══ Given records
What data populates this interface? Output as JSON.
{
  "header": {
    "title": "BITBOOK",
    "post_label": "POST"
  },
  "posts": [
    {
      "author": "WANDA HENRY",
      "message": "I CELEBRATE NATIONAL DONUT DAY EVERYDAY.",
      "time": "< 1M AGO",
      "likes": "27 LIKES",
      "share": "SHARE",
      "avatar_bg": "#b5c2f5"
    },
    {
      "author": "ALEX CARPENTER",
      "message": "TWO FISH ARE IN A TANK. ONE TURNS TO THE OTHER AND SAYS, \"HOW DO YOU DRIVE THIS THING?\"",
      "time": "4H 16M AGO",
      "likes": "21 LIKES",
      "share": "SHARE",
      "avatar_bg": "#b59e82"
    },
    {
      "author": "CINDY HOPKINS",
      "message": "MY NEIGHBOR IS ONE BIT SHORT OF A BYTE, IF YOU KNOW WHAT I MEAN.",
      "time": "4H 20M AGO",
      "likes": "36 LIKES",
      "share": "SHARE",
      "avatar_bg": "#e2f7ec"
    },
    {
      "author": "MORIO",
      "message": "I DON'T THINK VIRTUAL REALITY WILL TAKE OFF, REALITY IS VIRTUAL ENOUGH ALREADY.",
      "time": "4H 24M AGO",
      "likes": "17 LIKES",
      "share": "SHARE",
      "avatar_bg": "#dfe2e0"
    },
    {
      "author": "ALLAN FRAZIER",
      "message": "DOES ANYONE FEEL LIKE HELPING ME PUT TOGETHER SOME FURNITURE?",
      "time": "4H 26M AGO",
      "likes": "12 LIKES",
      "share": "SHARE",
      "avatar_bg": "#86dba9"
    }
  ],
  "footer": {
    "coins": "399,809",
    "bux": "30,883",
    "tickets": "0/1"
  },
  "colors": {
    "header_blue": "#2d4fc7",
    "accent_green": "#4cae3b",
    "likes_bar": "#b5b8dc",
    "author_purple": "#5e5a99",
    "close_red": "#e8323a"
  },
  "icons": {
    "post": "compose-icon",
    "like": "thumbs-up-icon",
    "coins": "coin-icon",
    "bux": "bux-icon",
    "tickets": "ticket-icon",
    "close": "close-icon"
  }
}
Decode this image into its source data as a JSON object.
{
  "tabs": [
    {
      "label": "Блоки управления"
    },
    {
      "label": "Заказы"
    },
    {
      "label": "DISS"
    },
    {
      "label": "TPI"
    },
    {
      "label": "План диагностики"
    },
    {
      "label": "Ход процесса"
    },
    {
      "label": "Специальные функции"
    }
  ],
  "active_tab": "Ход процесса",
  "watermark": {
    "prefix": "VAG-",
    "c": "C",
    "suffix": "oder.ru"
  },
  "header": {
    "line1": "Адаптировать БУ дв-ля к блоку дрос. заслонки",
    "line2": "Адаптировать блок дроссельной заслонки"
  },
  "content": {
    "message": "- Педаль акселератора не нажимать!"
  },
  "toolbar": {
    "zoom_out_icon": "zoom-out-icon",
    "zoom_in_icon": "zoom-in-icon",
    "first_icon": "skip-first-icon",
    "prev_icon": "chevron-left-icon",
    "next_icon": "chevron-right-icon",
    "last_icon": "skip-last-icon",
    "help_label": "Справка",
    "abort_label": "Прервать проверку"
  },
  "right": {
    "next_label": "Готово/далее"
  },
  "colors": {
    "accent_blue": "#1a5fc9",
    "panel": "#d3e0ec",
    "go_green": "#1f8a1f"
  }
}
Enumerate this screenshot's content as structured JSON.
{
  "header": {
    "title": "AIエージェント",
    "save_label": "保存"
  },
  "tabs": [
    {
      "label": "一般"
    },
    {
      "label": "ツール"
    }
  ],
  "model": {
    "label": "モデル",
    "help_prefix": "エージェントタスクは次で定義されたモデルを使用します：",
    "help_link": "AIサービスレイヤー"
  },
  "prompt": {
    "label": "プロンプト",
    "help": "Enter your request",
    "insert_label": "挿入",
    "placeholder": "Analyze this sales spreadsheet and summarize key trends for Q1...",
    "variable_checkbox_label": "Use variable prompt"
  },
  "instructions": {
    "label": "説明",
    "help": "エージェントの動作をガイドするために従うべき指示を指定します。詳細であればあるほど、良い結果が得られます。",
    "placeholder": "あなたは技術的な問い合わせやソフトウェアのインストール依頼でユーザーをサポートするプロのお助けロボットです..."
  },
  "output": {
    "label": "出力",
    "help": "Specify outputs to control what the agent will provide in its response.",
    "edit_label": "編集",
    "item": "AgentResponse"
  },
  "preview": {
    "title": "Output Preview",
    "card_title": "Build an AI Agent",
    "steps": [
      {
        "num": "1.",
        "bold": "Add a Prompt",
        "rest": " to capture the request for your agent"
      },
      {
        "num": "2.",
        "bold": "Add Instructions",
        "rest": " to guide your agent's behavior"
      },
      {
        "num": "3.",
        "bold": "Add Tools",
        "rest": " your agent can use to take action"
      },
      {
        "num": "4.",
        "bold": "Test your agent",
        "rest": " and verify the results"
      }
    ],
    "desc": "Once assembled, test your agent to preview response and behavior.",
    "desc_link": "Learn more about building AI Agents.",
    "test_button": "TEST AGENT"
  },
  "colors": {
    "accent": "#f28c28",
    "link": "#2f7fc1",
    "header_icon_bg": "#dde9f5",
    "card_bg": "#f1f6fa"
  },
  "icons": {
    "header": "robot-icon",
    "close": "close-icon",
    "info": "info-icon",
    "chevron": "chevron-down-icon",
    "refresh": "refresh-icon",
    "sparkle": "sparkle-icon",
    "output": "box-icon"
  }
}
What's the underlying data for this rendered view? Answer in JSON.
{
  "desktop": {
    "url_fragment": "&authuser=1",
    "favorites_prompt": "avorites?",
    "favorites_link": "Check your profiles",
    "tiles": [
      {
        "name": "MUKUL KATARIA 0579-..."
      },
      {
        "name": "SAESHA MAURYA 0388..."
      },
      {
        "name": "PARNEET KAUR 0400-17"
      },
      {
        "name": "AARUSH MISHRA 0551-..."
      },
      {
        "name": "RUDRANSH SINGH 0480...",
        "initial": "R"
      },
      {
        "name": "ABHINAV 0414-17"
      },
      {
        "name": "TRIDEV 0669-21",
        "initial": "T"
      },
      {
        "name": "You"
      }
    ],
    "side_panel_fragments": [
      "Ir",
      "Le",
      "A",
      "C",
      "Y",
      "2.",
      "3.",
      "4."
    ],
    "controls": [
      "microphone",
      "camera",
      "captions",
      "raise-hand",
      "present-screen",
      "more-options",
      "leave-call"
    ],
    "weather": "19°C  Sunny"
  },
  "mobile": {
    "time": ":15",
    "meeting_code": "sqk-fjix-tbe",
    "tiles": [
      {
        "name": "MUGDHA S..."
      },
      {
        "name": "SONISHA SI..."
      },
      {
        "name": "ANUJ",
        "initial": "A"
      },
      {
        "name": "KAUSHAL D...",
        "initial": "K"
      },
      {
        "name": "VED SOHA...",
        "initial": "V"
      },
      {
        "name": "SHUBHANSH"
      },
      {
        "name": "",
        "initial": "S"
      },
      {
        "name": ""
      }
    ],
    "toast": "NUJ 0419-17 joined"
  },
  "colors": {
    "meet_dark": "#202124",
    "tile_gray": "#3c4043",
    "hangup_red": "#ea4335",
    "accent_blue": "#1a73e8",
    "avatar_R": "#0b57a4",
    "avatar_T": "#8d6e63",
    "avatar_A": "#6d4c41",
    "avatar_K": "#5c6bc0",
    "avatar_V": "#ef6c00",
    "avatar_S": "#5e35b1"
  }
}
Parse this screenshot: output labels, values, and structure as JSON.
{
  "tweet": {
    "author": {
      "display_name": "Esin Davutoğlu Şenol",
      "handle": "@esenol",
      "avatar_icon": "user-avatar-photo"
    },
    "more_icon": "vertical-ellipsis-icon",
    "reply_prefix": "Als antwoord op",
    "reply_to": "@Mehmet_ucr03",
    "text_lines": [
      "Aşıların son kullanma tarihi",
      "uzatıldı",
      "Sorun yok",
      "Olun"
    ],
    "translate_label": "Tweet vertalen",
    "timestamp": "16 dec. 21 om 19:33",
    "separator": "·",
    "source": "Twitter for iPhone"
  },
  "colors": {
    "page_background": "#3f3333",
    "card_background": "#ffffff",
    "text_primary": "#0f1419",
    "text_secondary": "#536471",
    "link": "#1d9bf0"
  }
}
════
▶ _Given request_
Copy every line of the listing containing the string "JSON".

▶ _Task result_
What data populates this interface? Output as JSON.
Decode this image into its source data as a JSON object.
Enumerate this screenshot's content as structured JSON.
What's the underlying data for this rendered view? Answer in JSON.
Parse this screenshot: output labels, values, and structure as JSON.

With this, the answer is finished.